* [Your task]: Repeat every entry in the listing below, exactly.

* [Working data]:
▬▬▬
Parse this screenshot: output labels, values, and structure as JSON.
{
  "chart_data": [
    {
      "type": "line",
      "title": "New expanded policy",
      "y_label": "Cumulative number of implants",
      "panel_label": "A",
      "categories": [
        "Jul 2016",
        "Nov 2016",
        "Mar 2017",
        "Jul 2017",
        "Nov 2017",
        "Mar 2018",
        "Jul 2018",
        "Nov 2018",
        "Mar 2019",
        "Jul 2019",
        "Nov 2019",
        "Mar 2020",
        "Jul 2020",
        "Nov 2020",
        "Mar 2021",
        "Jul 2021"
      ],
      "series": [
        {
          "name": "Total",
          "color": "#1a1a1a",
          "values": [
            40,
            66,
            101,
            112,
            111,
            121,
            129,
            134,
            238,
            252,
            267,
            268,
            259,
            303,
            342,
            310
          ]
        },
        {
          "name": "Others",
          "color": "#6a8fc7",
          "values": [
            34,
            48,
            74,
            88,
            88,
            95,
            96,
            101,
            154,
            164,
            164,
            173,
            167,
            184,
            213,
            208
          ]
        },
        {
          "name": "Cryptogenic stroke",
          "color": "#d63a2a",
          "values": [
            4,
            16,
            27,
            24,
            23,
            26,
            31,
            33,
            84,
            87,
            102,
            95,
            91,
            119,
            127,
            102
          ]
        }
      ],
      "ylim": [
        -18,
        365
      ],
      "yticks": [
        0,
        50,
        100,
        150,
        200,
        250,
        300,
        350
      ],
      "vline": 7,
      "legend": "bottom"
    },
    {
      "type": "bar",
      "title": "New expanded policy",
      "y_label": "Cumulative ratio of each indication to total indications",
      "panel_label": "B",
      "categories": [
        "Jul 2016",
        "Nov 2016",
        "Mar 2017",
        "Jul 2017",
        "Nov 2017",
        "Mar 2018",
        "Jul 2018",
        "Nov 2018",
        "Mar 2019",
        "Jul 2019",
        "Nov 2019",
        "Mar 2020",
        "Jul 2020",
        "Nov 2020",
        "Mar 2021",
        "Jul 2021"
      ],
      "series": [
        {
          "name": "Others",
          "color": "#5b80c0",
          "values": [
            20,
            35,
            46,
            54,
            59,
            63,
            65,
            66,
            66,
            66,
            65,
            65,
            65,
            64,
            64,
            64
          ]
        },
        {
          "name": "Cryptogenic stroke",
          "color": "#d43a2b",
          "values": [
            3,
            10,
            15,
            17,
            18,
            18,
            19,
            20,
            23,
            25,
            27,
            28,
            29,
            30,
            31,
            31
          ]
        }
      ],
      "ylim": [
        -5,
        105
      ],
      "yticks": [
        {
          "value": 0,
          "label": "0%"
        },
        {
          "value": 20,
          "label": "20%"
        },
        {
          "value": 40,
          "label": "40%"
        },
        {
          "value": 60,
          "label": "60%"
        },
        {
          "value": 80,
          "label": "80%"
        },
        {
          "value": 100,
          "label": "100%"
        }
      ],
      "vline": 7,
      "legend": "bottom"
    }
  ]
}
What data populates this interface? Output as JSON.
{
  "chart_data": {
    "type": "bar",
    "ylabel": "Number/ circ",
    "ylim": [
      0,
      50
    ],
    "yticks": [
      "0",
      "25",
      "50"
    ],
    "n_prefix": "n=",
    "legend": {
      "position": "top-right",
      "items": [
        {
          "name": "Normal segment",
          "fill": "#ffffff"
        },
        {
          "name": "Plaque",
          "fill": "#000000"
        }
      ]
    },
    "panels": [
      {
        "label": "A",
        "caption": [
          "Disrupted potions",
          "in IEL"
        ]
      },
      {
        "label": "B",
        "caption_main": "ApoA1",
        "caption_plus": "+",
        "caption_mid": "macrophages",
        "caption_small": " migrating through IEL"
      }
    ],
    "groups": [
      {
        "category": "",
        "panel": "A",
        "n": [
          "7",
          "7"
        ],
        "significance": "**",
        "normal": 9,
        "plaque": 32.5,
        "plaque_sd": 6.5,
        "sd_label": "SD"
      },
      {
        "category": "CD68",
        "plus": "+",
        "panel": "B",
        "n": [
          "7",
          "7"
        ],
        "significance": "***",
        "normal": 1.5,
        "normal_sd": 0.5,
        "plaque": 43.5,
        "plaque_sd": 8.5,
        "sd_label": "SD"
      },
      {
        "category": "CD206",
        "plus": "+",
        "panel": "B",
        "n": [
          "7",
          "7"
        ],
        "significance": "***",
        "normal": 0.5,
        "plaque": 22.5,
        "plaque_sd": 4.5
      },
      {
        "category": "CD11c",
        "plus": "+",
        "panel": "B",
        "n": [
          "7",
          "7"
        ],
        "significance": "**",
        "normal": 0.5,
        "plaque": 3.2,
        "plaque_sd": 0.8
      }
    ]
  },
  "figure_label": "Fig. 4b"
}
▬▬▬
* [Answer to the problem]:
Parse this screenshot: output labels, values, and structure as JSON.
{
  "chart_data": [
    {
      "type": "line",
      "title": "New expanded policy",
      "y_label": "Cumulative number of implants",
      "panel_label": "A",
      "categories": [
        "Jul 2016",
        "Nov 2016",
        "Mar 2017",
        "Jul 2017",
        "Nov 2017",
        "Mar 2018",
        "Jul 2018",
        "Nov 2018",
        "Mar 2019",
        "Jul 2019",
        "Nov 2019",
        "Mar 2020",
        "Jul 2020",
        "Nov 2020",
        "Mar 2021",
        "Jul 2021"
      ],
      "series": [
        {
          "name": "Total",
          "color": "#1a1a1a",
          "values": [
            40,
            66,
            101,
            112,
            111,
            121,
            129,
            134,
            238,
            252,
            267,
            268,
            259,
            303,
            342,
            310
          ]
        },
        {
          "name": "Others",
          "color": "#6a8fc7",
          "values": [
            34,
            48,
            74,
            88,
            88,
            95,
            96,
            101,
            154,
            164,
            164,
            173,
            167,
            184,
            213,
            208
          ]
        },
        {
          "name": "Cryptogenic stroke",
          "color": "#d63a2a",
          "values": [
            4,
            16,
            27,
            24,
            23,
            26,
            31,
            33,
            84,
            87,
            102,
            95,
            91,
            119,
            127,
            102
          ]
        }
      ],
      "ylim": [
        -18,
        365
      ],
      "yticks": [
        0,
        50,
        100,
        150,
        200,
        250,
        300,
        350
      ],
      "vline": 7,
      "legend": "bottom"
    },
    {
      "type": "bar",
      "title": "New expanded policy",
      "y_label": "Cumulative ratio of each indication to total indications",
      "panel_label": "B",
      "categories": [
        "Jul 2016",
        "Nov 2016",
        "Mar 2017",
        "Jul 2017",
        "Nov 2017",
        "Mar 2018",
        "Jul 2018",
        "Nov 2018",
        "Mar 2019",
        "Jul 2019",
        "Nov 2019",
        "Mar 2020",
        "Jul 2020",
        "Nov 2020",
        "Mar 2021",
        "Jul 2021"
      ],
      "series": [
        {
          "name": "Others",
          "color": "#5b80c0",
          "values": [
            20,
            35,
            46,
            54,
            59,
            63,
            65,
            66,
            66,
            66,
            65,
            65,
            65,
            64,
            64,
            64
          ]
        },
        {
          "name": "Cryptogenic stroke",
          "color": "#d43a2b",
          "values": [
            3,
            10,
            15,
            17,
            18,
            18,
            19,
            20,
            23,
            25,
            27,
            28,
            29,
            30,
            31,
            31
          ]
        }
      ],
      "ylim": [
        -5,
        105
      ],
      "yticks": [
        {
          "value": 0,
          "label": "0%"
        },
        {
          "value": 20,
          "label": "20%"
        },
        {
          "value": 40,
          "label": "40%"
        },
        {
          "value": 60,
          "label": "60%"
        },
        {
          "value": 80,
          "label": "80%"
        },
        {
          "value": 100,
          "label": "100%"
        }
      ],
      "vline": 7,
      "legend": "bottom"
    }
  ]
}
What data populates this interface? Output as JSON.
{
  "chart_data": {
    "type": "bar",
    "ylabel": "Number/ circ",
    "ylim": [
      0,
      50
    ],
    "yticks": [
      "0",
      "25",
      "50"
    ],
    "n_prefix": "n=",
    "legend": {
      "position": "top-right",
      "items": [
        {
          "name": "Normal segment",
          "fill": "#ffffff"
        },
        {
          "name": "Plaque",
          "fill": "#000000"
        }
      ]
    },
    "panels": [
      {
        "label": "A",
        "caption": [
          "Disrupted potions",
          "in IEL"
        ]
      },
      {
        "label": "B",
        "caption_main": "ApoA1",
        "caption_plus": "+",
        "caption_mid": "macrophages",
        "caption_small": " migrating through IEL"
      }
    ],
    "groups": [
      {
        "category": "",
        "panel": "A",
        "n": [
          "7",
          "7"
        ],
        "significance": "**",
        "normal": 9,
        "plaque": 32.5,
        "plaque_sd": 6.5,
        "sd_label": "SD"
      },
      {
        "category": "CD68",
        "plus": "+",
        "panel": "B",
        "n": [
          "7",
          "7"
        ],
        "significance": "***",
        "normal": 1.5,
        "normal_sd": 0.5,
        "plaque": 43.5,
        "plaque_sd": 8.5,
        "sd_label": "SD"
      },
      {
        "category": "CD206",
        "plus": "+",
        "panel": "B",
        "n": [
          "7",
          "7"
        ],
        "significance": "***",
        "normal": 0.5,
        "plaque": 22.5,
        "plaque_sd": 4.5
      },
      {
        "category": "CD11c",
        "plus": "+",
        "panel": "B",
        "n": [
          "7",
          "7"
        ],
        "significance": "**",
        "normal": 0.5,
        "plaque": 3.2,
        "plaque_sd": 0.8
      }
    ]
  },
  "figure_label": "Fig. 4b"
}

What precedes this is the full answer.